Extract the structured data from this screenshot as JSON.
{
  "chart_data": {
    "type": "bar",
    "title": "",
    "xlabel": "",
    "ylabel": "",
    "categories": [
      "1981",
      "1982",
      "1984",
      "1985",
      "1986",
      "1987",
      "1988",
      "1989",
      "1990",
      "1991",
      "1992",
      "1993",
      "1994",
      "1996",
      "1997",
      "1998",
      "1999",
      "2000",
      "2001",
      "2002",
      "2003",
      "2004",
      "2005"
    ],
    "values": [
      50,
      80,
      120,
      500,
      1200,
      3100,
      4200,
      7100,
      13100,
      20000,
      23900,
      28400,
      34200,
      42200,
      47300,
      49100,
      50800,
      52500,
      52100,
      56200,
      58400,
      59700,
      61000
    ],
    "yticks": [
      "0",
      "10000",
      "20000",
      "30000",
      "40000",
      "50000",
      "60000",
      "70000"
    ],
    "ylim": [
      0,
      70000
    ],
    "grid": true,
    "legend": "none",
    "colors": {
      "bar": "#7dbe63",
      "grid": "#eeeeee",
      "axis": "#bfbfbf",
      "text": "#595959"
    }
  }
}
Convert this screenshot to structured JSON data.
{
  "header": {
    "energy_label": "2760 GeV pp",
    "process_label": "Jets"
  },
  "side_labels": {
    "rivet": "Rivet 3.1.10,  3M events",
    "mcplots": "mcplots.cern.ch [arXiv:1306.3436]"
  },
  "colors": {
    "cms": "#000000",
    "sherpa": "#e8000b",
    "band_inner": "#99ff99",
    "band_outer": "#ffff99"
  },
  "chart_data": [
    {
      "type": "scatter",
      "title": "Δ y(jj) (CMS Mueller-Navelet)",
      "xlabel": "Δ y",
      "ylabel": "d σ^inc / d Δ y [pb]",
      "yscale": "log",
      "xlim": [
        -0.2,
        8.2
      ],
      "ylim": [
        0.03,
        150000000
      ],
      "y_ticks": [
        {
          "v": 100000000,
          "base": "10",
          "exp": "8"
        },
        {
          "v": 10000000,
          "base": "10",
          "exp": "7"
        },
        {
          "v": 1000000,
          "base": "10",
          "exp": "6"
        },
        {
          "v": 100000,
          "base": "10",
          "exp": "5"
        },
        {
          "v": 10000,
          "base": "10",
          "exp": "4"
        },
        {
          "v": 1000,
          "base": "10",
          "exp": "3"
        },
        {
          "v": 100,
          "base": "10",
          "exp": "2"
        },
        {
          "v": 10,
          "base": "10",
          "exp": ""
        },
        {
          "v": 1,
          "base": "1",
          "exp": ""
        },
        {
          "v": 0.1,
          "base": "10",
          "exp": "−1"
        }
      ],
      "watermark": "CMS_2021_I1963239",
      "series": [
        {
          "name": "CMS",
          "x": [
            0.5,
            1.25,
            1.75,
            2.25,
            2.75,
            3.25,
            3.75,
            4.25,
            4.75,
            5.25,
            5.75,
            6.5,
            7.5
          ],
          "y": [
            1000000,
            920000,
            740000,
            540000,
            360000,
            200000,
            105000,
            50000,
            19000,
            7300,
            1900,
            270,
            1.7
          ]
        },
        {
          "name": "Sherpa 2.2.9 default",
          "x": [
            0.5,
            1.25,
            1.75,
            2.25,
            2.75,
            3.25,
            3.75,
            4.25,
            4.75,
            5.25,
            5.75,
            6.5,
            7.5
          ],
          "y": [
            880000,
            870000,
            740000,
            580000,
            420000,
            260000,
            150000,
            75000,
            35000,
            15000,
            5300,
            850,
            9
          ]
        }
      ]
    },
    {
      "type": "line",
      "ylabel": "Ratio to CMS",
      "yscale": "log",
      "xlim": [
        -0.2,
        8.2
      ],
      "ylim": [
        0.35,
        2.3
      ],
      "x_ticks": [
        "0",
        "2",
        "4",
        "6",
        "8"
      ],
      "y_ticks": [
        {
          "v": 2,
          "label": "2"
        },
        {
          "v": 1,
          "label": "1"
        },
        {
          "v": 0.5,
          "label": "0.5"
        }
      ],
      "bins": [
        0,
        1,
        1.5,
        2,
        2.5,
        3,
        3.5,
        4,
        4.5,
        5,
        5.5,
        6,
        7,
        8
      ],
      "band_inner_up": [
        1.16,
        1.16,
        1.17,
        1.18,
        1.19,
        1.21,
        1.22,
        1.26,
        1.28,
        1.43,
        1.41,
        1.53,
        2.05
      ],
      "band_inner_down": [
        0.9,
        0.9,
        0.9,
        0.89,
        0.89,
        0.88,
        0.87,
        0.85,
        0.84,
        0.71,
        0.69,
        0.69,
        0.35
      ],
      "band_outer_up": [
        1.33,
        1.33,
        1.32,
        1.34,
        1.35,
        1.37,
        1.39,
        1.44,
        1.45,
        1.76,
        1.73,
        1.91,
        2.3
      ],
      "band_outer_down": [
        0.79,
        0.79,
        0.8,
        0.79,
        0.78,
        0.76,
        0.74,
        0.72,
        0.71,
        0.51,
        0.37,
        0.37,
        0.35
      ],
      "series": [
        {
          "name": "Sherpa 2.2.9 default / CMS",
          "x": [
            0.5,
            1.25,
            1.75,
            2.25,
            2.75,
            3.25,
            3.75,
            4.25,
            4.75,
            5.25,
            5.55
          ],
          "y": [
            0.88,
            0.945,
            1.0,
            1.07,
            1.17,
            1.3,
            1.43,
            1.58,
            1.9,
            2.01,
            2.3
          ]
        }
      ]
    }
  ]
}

────────────────────

→ PROBLEM DESCRIPTION
All of the data needs to be printed once more, exactly.

→ REPLY
Extract the structured data from this screenshot as JSON.
{
  "chart_data": {
    "type": "bar",
    "title": "",
    "xlabel": "",
    "ylabel": "",
    "categories": [
      "1981",
      "1982",
      "1984",
      "1985",
      "1986",
      "1987",
      "1988",
      "1989",
      "1990",
      "1991",
      "1992",
      "1993",
      "1994",
      "1996",
      "1997",
      "1998",
      "1999",
      "2000",
      "2001",
      "2002",
      "2003",
      "2004",
      "2005"
    ],
    "values": [
      50,
      80,
      120,
      500,
      1200,
      3100,
      4200,
      7100,
      13100,
      20000,
      23900,
      28400,
      34200,
      42200,
      47300,
      49100,
      50800,
      52500,
      52100,
      56200,
      58400,
      59700,
      61000
    ],
    "yticks": [
      "0",
      "10000",
      "20000",
      "30000",
      "40000",
      "50000",
      "60000",
      "70000"
    ],
    "ylim": [
      0,
      70000
    ],
    "grid": true,
    "legend": "none",
    "colors": {
      "bar": "#7dbe63",
      "grid": "#eeeeee",
      "axis": "#bfbfbf",
      "text": "#595959"
    }
  }
}
Convert this screenshot to structured JSON data.
{
  "header": {
    "energy_label": "2760 GeV pp",
    "process_label": "Jets"
  },
  "side_labels": {
    "rivet": "Rivet 3.1.10,  3M events",
    "mcplots": "mcplots.cern.ch [arXiv:1306.3436]"
  },
  "colors": {
    "cms": "#000000",
    "sherpa": "#e8000b",
    "band_inner": "#99ff99",
    "band_outer": "#ffff99"
  },
  "chart_data": [
    {
      "type": "scatter",
      "title": "Δ y(jj) (CMS Mueller-Navelet)",
      "xlabel": "Δ y",
      "ylabel": "d σ^inc / d Δ y [pb]",
      "yscale": "log",
      "xlim": [
        -0.2,
        8.2
      ],
      "ylim": [
        0.03,
        150000000
      ],
      "y_ticks": [
        {
          "v": 100000000,
          "base": "10",
          "exp": "8"
        },
        {
          "v": 10000000,
          "base": "10",
          "exp": "7"
        },
        {
          "v": 1000000,
          "base": "10",
          "exp": "6"
        },
        {
          "v": 100000,
          "base": "10",
          "exp": "5"
        },
        {
          "v": 10000,
          "base": "10",
          "exp": "4"
        },
        {
          "v": 1000,
          "base": "10",
          "exp": "3"
        },
        {
          "v": 100,
          "base": "10",
          "exp": "2"
        },
        {
          "v": 10,
          "base": "10",
          "exp": ""
        },
        {
          "v": 1,
          "base": "1",
          "exp": ""
        },
        {
          "v": 0.1,
          "base": "10",
          "exp": "−1"
        }
      ],
      "watermark": "CMS_2021_I1963239",
      "series": [
        {
          "name": "CMS",
          "x": [
            0.5,
            1.25,
            1.75,
            2.25,
            2.75,
            3.25,
            3.75,
            4.25,
            4.75,
            5.25,
            5.75,
            6.5,
            7.5
          ],
          "y": [
            1000000,
            920000,
            740000,
            540000,
            360000,
            200000,
            105000,
            50000,
            19000,
            7300,
            1900,
            270,
            1.7
          ]
        },
        {
          "name": "Sherpa 2.2.9 default",
          "x": [
            0.5,
            1.25,
            1.75,
            2.25,
            2.75,
            3.25,
            3.75,
            4.25,
            4.75,
            5.25,
            5.75,
            6.5,
            7.5
          ],
          "y": [
            880000,
            870000,
            740000,
            580000,
            420000,
            260000,
            150000,
            75000,
            35000,
            15000,
            5300,
            850,
            9
          ]
        }
      ]
    },
    {
      "type": "line",
      "ylabel": "Ratio to CMS",
      "yscale": "log",
      "xlim": [
        -0.2,
        8.2
      ],
      "ylim": [
        0.35,
        2.3
      ],
      "x_ticks": [
        "0",
        "2",
        "4",
        "6",
        "8"
      ],
      "y_ticks": [
        {
          "v": 2,
          "label": "2"
        },
        {
          "v": 1,
          "label": "1"
        },
        {
          "v": 0.5,
          "label": "0.5"
        }
      ],
      "bins": [
        0,
        1,
        1.5,
        2,
        2.5,
        3,
        3.5,
        4,
        4.5,
        5,
        5.5,
        6,
        7,
        8
      ],
      "band_inner_up": [
        1.16,
        1.16,
        1.17,
        1.18,
        1.19,
        1.21,
        1.22,
        1.26,
        1.28,
        1.43,
        1.41,
        1.53,
        2.05
      ],
      "band_inner_down": [
        0.9,
        0.9,
        0.9,
        0.89,
        0.89,
        0.88,
        0.87,
        0.85,
        0.84,
        0.71,
        0.69,
        0.69,
        0.35
      ],
      "band_outer_up": [
        1.33,
        1.33,
        1.32,
        1.34,
        1.35,
        1.37,
        1.39,
        1.44,
        1.45,
        1.76,
        1.73,
        1.91,
        2.3
      ],
      "band_outer_down": [
        0.79,
        0.79,
        0.8,
        0.79,
        0.78,
        0.76,
        0.74,
        0.72,
        0.71,
        0.51,
        0.37,
        0.37,
        0.35
      ],
      "series": [
        {
          "name": "Sherpa 2.2.9 default / CMS",
          "x": [
            0.5,
            1.25,
            1.75,
            2.25,
            2.75,
            3.25,
            3.75,
            4.25,
            4.75,
            5.25,
            5.55
          ],
          "y": [
            0.88,
            0.945,
            1.0,
            1.07,
            1.17,
            1.3,
            1.43,
            1.58,
            1.9,
            2.01,
            2.3
          ]
        }
      ]
    }
  ]
}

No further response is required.